## Passage to read
※
To find where the problematic case is, assume that the sender is in slow start and
doubles X each RTT. As X increases, t_ipi decreases so that there is a point where
t_ipi < 1000 usec. 

 -> all differences delay = t_nom - t_now which are less than 1000 result in 
    delay / 1000 = 0 due to integer division
 -> hence all packets which are late up to 1 millisecond are sent immediately
 -> assume that t_ipi is less than 1 millisecond, then in effect all packets are
    sent immediately; hence we have a _continuous_ burst of packets
 -> schedule_timeout() really only has a granularity of HZ:
     * if HZ=1000,   msecs_to_jiffies(m) returns m
     * if HZ < 1000, msecs_to_jiffies(m) returns (m * HZ + 999)/1000
          ==> hence m=1 millisecond will give a result of 1 jiffie
	  ==> but the granularity of jiffies is in HZ < 1000 so that the 
	      timer will expire with a granularity of HZ
          ==> that means if X is higher than X_crit, t_ipi will always be such that
	      the timer expires at a time which is too late, so that packets are all
	      sent in immediate bursts or in scheduled bursts, but there is no longer
	      any real scheduling

The other points which I am not entirely sure about yet are
 * compression of packet spacing due to using TX output queues
 * interactions with the traffic control subsystem
 * times when the main socket is locked

- Gerrit

|  > I have a snapshot which illustrates this state: 
|  > 
|  >  http://www.erg.abdn.ac.uk/users/gerrit/dccp/dccp_probe/examples/no_tx_locking/transmit_rate.png
|  >   
|  > The oscillating behaviour is well visible. In contrast, I am sure that you would agree that the
|  > desirable state is the following:
|  > 
|  >  http://www.erg.abdn.ac.uk/users/gerrit/dccp/dccp_probe/examples/with_tx_locking/transmit_rate.png
|  > 
|  > These snapshots were originally taken to compare the performance with and without serializing access to
|  > TX history. I didn't submit the patch since, at times, I would get the same chaotic behaviour with TX locking.
|  > 
|  > Other people on this list have reported that iperf performance is unpredictable with CCID 3.
※
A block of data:
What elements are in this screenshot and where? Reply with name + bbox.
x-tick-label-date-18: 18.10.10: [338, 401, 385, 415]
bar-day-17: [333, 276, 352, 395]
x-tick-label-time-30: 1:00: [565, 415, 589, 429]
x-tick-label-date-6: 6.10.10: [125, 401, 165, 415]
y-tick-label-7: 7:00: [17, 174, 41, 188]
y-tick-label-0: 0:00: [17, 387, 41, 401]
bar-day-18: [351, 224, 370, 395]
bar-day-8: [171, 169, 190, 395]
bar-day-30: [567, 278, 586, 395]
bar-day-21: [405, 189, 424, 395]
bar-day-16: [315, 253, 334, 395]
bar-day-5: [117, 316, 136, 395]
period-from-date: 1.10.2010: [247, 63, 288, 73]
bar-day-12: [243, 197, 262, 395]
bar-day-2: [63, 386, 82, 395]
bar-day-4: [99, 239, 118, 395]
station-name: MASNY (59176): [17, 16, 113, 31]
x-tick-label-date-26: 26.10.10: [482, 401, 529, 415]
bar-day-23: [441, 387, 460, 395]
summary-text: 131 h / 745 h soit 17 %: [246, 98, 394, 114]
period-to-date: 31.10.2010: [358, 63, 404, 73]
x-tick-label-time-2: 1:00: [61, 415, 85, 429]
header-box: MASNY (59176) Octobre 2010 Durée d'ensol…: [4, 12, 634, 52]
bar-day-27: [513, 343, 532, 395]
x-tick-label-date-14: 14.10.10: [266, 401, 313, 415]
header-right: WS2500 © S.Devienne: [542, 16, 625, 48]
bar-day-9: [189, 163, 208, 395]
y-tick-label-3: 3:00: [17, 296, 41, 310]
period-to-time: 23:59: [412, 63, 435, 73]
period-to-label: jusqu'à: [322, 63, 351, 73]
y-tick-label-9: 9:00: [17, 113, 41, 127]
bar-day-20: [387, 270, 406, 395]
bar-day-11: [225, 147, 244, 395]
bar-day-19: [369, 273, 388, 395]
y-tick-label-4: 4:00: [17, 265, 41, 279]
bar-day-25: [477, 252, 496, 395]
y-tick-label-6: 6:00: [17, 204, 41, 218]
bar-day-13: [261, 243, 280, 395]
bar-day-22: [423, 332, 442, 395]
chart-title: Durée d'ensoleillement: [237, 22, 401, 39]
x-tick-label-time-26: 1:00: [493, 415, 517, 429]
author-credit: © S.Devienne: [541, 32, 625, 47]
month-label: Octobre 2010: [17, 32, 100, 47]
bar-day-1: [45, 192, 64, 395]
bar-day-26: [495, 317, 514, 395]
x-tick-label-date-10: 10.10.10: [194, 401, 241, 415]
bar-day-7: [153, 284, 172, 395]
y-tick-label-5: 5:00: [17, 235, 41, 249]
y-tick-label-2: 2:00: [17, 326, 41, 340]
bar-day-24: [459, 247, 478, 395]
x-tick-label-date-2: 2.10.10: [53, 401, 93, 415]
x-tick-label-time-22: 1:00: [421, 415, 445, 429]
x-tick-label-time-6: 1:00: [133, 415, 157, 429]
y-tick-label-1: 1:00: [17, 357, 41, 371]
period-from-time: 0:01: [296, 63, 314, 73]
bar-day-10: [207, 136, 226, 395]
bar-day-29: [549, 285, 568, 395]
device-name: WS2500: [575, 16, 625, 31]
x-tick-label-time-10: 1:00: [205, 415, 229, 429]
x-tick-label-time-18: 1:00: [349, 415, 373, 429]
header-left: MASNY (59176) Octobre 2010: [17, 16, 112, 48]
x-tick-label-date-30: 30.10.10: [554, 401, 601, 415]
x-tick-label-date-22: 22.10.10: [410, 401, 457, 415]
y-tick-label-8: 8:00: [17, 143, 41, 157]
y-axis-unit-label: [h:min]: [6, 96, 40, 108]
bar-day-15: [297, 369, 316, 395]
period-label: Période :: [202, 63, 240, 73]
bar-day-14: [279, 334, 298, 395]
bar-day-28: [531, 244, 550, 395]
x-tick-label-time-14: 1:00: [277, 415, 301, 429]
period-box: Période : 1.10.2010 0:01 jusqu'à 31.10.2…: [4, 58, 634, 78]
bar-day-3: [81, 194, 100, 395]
※
## Problem 1
Set down the post on packet scheduling above word for word, everything from "To find where" down to "< 1000 usec.".
## Problem 2
Answer these questions from the post on packet scheduling:
(a) When HZ=1000, what does msecs_to_jiffies(m) return?
(b) Which three points is the writer not yet entirely sure about?
(c) What have other people on the list reported about iperf performance with CCID 3?

## Worked solution 1
To find where the problematic case is, assume that the sender is in slow start and
doubles X each RTT. As X increases, t_ipi decreases so that there is a point where
t_ipi < 1000 usec.

## Worked solution 2
(a) It returns m.
(b) Compression of packet spacing due to using TX output queues, interactions with the traffic control subsystem, and times when the main socket is locked.
(c) They have reported that it is unpredictable.